__Problem description__: Identify the lines holding "Suprema" and copy them.

__Data supplied__:
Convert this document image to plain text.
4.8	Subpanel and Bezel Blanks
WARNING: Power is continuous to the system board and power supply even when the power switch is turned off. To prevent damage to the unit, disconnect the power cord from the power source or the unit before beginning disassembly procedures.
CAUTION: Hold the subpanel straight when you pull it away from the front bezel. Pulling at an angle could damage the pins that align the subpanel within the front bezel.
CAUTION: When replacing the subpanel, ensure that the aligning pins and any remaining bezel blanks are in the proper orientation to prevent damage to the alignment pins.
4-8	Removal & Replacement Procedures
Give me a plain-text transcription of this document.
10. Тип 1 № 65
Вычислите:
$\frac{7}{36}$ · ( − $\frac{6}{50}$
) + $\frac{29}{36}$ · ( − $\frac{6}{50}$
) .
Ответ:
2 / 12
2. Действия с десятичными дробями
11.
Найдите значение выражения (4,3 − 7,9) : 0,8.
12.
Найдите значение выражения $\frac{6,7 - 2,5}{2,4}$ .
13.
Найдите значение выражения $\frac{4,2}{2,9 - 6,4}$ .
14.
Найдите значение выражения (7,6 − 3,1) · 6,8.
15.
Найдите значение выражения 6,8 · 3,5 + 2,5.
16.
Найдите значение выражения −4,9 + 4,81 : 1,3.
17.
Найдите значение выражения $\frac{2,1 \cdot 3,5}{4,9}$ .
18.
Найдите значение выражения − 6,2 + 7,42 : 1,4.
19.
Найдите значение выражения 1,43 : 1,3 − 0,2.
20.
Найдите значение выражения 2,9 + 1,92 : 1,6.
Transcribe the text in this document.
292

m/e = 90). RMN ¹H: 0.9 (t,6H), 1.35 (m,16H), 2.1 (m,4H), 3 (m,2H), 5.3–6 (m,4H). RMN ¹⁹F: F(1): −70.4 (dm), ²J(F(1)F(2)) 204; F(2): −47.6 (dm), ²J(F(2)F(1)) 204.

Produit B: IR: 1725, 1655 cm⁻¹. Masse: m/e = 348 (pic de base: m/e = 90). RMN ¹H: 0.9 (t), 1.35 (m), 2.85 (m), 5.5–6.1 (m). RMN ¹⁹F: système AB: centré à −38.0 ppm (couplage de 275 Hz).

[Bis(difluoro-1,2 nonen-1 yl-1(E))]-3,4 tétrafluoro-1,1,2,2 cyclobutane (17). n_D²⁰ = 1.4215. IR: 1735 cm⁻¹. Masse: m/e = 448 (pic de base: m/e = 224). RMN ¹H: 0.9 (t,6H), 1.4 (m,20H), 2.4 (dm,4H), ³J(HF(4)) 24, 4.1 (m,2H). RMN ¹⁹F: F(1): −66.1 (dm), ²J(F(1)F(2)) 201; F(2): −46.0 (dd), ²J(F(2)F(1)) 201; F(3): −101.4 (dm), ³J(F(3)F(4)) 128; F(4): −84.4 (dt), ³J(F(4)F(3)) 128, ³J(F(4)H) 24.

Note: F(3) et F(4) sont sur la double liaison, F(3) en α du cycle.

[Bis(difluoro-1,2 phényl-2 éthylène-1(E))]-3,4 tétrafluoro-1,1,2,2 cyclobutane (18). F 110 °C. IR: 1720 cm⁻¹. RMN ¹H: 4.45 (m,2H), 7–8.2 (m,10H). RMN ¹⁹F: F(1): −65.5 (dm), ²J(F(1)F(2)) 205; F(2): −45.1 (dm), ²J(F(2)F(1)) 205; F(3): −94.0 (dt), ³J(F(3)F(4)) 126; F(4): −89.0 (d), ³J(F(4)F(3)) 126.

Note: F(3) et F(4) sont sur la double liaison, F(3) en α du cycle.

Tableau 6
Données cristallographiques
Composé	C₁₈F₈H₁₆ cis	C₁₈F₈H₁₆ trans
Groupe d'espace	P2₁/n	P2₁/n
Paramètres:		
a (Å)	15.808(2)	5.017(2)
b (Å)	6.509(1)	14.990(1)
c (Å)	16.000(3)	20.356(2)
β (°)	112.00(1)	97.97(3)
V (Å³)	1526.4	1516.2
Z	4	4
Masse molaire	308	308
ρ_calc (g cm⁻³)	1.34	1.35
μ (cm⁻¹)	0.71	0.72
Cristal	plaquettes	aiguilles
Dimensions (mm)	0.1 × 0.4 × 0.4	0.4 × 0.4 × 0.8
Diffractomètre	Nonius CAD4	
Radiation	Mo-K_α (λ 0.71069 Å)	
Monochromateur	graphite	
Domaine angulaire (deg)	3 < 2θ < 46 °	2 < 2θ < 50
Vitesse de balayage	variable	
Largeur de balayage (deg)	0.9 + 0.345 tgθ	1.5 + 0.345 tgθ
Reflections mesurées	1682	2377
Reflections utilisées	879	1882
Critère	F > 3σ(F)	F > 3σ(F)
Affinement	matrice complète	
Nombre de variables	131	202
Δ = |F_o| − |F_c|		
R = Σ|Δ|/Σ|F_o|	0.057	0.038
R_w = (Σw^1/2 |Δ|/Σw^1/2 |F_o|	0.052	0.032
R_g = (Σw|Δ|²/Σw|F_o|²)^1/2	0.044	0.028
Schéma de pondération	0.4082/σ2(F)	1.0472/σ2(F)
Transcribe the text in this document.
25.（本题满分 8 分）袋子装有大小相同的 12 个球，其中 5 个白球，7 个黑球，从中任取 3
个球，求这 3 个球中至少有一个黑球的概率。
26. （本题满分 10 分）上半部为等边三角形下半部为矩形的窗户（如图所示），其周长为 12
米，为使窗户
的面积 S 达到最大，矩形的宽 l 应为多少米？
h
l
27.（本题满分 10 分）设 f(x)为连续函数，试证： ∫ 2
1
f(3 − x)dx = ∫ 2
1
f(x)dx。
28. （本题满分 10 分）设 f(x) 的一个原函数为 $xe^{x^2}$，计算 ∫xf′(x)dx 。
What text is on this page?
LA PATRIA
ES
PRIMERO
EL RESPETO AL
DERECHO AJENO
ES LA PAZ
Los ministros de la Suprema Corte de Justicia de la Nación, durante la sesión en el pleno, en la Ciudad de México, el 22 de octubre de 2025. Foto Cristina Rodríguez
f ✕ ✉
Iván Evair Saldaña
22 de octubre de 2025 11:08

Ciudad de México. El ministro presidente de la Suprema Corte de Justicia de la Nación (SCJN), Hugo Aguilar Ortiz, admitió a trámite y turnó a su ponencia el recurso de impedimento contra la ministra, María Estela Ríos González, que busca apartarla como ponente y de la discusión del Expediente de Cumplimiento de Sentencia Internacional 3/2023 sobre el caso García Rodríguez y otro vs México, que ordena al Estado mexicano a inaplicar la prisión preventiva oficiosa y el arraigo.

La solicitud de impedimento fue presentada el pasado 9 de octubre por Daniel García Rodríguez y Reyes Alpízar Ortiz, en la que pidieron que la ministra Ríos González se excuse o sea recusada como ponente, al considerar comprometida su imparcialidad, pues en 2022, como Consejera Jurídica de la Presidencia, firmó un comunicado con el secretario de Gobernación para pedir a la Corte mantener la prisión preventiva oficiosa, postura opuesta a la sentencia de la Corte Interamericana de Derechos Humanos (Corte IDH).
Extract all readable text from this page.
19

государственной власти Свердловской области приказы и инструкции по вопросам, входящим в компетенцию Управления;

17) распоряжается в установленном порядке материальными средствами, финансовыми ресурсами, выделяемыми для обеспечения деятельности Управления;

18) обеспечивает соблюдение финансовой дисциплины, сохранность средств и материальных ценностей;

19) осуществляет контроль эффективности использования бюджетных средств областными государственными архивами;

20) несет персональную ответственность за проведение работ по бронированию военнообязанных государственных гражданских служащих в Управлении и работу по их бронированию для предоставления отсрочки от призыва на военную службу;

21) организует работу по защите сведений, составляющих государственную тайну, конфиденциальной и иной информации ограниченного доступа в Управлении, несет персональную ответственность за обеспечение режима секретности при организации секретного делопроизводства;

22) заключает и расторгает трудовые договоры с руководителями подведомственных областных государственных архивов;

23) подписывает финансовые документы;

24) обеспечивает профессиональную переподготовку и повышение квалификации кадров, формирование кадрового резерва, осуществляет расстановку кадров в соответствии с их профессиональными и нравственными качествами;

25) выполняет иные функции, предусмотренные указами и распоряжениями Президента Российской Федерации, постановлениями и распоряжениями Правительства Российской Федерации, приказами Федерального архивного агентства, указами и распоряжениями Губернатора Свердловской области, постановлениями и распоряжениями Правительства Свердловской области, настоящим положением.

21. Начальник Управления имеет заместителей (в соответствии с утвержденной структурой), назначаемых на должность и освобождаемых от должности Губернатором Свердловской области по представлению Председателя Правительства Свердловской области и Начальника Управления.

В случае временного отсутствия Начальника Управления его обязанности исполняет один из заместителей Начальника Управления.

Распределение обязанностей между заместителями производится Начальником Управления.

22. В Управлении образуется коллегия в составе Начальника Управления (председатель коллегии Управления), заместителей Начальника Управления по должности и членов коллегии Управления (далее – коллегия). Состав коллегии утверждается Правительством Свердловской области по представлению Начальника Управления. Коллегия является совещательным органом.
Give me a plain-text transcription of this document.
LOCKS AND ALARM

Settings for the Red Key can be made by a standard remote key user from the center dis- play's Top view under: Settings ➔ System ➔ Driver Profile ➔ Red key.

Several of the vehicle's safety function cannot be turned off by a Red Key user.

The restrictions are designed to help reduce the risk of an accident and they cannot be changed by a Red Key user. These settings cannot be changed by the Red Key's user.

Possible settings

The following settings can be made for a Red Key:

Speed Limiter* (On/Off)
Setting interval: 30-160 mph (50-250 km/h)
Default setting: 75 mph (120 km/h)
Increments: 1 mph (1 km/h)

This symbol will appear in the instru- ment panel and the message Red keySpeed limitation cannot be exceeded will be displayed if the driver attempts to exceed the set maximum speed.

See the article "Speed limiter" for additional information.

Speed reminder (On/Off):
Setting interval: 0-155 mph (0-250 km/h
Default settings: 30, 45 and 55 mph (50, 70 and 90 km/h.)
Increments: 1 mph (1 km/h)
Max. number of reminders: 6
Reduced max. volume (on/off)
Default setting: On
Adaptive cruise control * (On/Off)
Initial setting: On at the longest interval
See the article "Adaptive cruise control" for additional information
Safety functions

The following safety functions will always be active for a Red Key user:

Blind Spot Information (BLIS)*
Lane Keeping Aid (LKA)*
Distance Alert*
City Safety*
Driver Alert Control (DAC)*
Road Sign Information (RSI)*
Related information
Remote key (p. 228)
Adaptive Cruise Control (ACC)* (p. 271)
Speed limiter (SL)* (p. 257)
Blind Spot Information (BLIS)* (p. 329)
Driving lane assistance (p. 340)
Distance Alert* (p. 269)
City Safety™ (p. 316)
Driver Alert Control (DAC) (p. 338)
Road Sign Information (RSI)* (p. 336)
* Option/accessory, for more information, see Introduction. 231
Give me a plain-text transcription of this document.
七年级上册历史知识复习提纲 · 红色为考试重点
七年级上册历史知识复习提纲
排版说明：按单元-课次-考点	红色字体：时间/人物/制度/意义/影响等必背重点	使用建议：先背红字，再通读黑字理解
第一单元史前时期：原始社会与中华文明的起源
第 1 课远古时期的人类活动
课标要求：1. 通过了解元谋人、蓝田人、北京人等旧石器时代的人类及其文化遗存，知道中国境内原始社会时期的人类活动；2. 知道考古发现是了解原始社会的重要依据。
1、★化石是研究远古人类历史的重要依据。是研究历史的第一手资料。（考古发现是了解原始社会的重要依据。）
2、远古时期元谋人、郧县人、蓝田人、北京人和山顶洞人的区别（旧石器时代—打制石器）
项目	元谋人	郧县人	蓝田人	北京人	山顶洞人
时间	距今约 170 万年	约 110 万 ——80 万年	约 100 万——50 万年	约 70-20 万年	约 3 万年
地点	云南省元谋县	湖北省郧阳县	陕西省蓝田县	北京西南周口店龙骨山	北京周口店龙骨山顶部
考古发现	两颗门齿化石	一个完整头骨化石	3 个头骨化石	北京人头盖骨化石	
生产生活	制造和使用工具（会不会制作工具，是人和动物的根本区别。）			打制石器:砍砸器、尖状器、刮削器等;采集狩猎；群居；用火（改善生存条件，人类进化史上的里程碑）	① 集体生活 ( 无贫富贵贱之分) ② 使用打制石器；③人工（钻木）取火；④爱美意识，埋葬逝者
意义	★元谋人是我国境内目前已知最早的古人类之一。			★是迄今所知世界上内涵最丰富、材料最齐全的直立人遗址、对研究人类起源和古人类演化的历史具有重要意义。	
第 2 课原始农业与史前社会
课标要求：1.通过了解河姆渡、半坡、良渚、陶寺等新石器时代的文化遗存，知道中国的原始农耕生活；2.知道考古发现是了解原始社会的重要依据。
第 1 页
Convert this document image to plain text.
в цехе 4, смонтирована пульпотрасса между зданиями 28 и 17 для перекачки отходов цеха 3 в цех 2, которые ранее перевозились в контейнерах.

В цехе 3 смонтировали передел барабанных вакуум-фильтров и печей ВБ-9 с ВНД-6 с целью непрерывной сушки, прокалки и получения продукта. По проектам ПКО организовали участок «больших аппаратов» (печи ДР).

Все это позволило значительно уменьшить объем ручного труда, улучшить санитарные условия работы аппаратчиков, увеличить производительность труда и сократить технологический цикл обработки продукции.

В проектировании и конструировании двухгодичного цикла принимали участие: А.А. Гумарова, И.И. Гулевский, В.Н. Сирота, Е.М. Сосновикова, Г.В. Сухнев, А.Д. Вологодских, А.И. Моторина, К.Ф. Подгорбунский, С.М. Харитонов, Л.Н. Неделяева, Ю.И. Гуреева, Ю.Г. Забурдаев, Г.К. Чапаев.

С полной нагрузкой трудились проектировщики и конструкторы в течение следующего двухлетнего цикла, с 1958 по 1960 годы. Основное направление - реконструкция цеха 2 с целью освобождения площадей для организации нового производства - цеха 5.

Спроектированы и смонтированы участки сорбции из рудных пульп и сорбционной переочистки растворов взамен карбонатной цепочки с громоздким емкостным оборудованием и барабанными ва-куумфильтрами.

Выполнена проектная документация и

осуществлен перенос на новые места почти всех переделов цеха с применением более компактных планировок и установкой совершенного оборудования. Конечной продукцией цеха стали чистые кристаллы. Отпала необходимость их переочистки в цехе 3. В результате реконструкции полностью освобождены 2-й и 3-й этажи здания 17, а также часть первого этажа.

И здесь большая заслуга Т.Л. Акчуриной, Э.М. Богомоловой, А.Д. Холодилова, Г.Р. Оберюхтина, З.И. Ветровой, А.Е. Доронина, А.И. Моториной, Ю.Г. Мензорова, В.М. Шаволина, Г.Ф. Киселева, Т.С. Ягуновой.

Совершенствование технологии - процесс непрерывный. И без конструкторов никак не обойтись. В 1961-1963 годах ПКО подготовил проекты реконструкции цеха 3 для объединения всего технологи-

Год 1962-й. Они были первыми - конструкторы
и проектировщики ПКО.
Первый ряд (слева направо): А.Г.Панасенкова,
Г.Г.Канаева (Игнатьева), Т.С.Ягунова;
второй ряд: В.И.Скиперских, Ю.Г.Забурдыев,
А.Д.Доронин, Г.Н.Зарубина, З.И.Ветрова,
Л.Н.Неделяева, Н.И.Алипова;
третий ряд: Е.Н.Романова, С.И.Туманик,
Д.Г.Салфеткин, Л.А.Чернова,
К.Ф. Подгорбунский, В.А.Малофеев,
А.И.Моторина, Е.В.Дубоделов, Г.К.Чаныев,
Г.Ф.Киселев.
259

__Exercise response__:
Los ministros de la Suprema Corte de Justicia de la Nación, durante la sesión en el pleno, en la Ciudad de México, el 22 de octubre de 2025. Foto Cristina Rodríguez
Ciudad de México. El ministro presidente de la Suprema Corte de Justicia de la Nación (SCJN), Hugo Aguilar Ortiz, admitió a trámite y turnó a su ponencia el recurso de impedimento contra la ministra, María Estela Ríos González, que busca apartarla como ponente y de la discusión del Expediente de Cumplimiento de Sentencia Internacional 3/2023 sobre el caso García Rodríguez y otro vs México, que ordena al Estado mexicano a inaplicar la prisión preventiva oficiosa y el arraigo.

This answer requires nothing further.